[Data tied to figure images]:

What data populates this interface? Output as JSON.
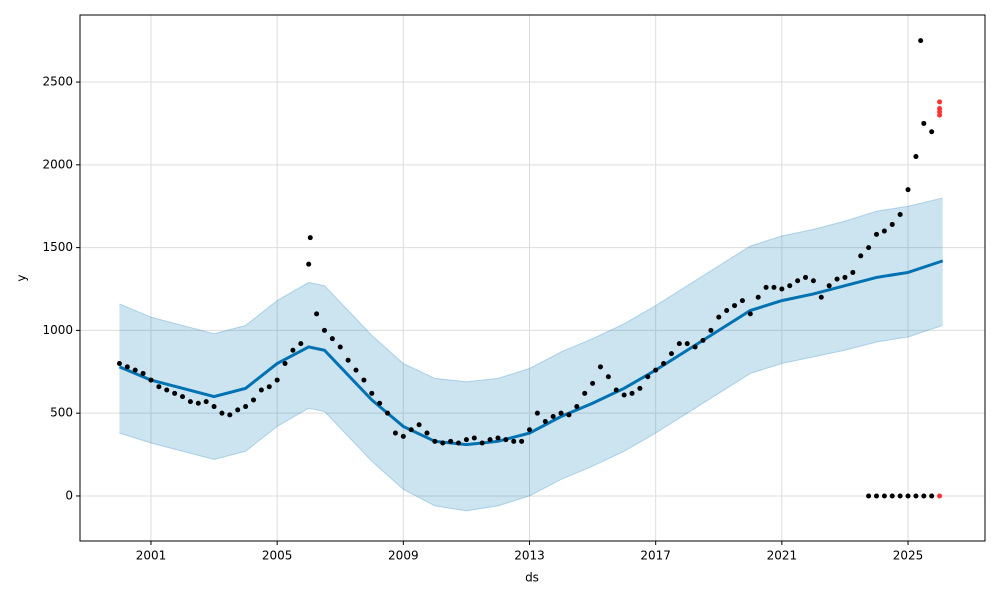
{
  "chart_data": {
    "type": "forecast",
    "xlabel": "ds",
    "ylabel": "y",
    "xlim": [
      1998.75,
      2027.44
    ],
    "ylim": [
      -272,
      2905
    ],
    "xticks": [
      2001,
      2005,
      2009,
      2013,
      2017,
      2021,
      2025
    ],
    "yticks": [
      0,
      500,
      1000,
      1500,
      2000,
      2500
    ],
    "grid": true,
    "series": [
      {
        "kind": "band",
        "color": "#0072b2",
        "x": [
          2000,
          2001,
          2002,
          2003,
          2004,
          2005,
          2006,
          2006.5,
          2007,
          2008,
          2009,
          2010,
          2011,
          2012,
          2013,
          2014,
          2015,
          2016,
          2017,
          2018,
          2019,
          2020,
          2021,
          2022,
          2023,
          2024,
          2025,
          2026.1
        ],
        "lower": [
          380,
          320,
          270,
          220,
          270,
          420,
          530,
          510,
          410,
          210,
          40,
          -60,
          -90,
          -60,
          0,
          100,
          180,
          270,
          380,
          500,
          620,
          740,
          800,
          840,
          880,
          930,
          960,
          1030
        ],
        "upper": [
          1160,
          1080,
          1030,
          980,
          1030,
          1180,
          1290,
          1270,
          1170,
          970,
          800,
          710,
          690,
          710,
          770,
          870,
          950,
          1040,
          1150,
          1270,
          1390,
          1510,
          1570,
          1610,
          1660,
          1720,
          1750,
          1800
        ]
      },
      {
        "kind": "line",
        "color": "#0072b2",
        "x": [
          2000,
          2001,
          2002,
          2003,
          2004,
          2005,
          2006,
          2006.5,
          2007,
          2008,
          2009,
          2010,
          2011,
          2012,
          2013,
          2014,
          2015,
          2016,
          2017,
          2018,
          2019,
          2020,
          2021,
          2022,
          2023,
          2024,
          2025,
          2026.1
        ],
        "values": [
          780,
          700,
          650,
          600,
          650,
          800,
          900,
          880,
          780,
          580,
          420,
          330,
          310,
          330,
          380,
          480,
          560,
          650,
          760,
          880,
          1000,
          1120,
          1180,
          1220,
          1270,
          1320,
          1350,
          1420
        ]
      },
      {
        "kind": "points",
        "color": "#000000",
        "x": [
          2000,
          2000.25,
          2000.5,
          2000.75,
          2001,
          2001.25,
          2001.5,
          2001.75,
          2002,
          2002.25,
          2002.5,
          2002.75,
          2003,
          2003.25,
          2003.5,
          2003.75,
          2004,
          2004.25,
          2004.5,
          2004.75,
          2005,
          2005.25,
          2005.5,
          2005.75,
          2006,
          2006.05,
          2006.25,
          2006.5,
          2006.75,
          2007,
          2007.25,
          2007.5,
          2007.75,
          2008,
          2008.25,
          2008.5,
          2008.75,
          2009,
          2009.25,
          2009.5,
          2009.75,
          2010,
          2010.25,
          2010.5,
          2010.75,
          2011,
          2011.25,
          2011.5,
          2011.75,
          2012,
          2012.25,
          2012.5,
          2012.75,
          2013,
          2013.25,
          2013.5,
          2013.75,
          2014,
          2014.25,
          2014.5,
          2014.75,
          2015,
          2015.25,
          2015.5,
          2015.75,
          2016,
          2016.25,
          2016.5,
          2016.75,
          2017,
          2017.25,
          2017.5,
          2017.75,
          2018,
          2018.25,
          2018.5,
          2018.75,
          2019,
          2019.25,
          2019.5,
          2019.75,
          2020,
          2020.25,
          2020.5,
          2020.75,
          2021,
          2021.25,
          2021.5,
          2021.75,
          2022,
          2022.25,
          2022.5,
          2022.75,
          2023,
          2023.25,
          2023.5,
          2023.75,
          2024,
          2024.25,
          2024.5,
          2024.75,
          2025,
          2025.25,
          2025.4,
          2025.5,
          2025.75,
          2023.75,
          2024,
          2024.25,
          2024.5,
          2024.75,
          2025,
          2025.25,
          2025.5,
          2025.75
        ],
        "values": [
          800,
          780,
          760,
          740,
          700,
          660,
          640,
          620,
          600,
          570,
          560,
          570,
          540,
          500,
          490,
          520,
          540,
          580,
          640,
          660,
          700,
          800,
          880,
          920,
          1400,
          1560,
          1100,
          1000,
          950,
          900,
          820,
          760,
          700,
          620,
          560,
          500,
          380,
          360,
          400,
          430,
          380,
          330,
          320,
          330,
          320,
          340,
          350,
          320,
          340,
          350,
          340,
          330,
          330,
          400,
          500,
          450,
          480,
          500,
          490,
          540,
          620,
          680,
          780,
          720,
          640,
          610,
          620,
          650,
          720,
          760,
          800,
          860,
          920,
          920,
          900,
          940,
          1000,
          1080,
          1120,
          1150,
          1180,
          1100,
          1200,
          1260,
          1260,
          1250,
          1270,
          1300,
          1320,
          1300,
          1200,
          1270,
          1310,
          1320,
          1350,
          1450,
          1500,
          1580,
          1600,
          1640,
          1700,
          1850,
          2050,
          2750,
          2250,
          2200,
          0,
          0,
          0,
          0,
          0,
          0,
          0,
          0,
          0
        ]
      },
      {
        "kind": "points",
        "color": "#ff3333",
        "x": [
          2026,
          2026,
          2026,
          2026,
          2026
        ],
        "values": [
          2300,
          2340,
          2380,
          2320,
          0
        ]
      }
    ]
  }
}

[Your goal]: Look through the records and gather each line with the word "kind".

[Exercise result]:
        "kind": "band",
        "kind": "line",
        "kind": "points",
        "kind": "points",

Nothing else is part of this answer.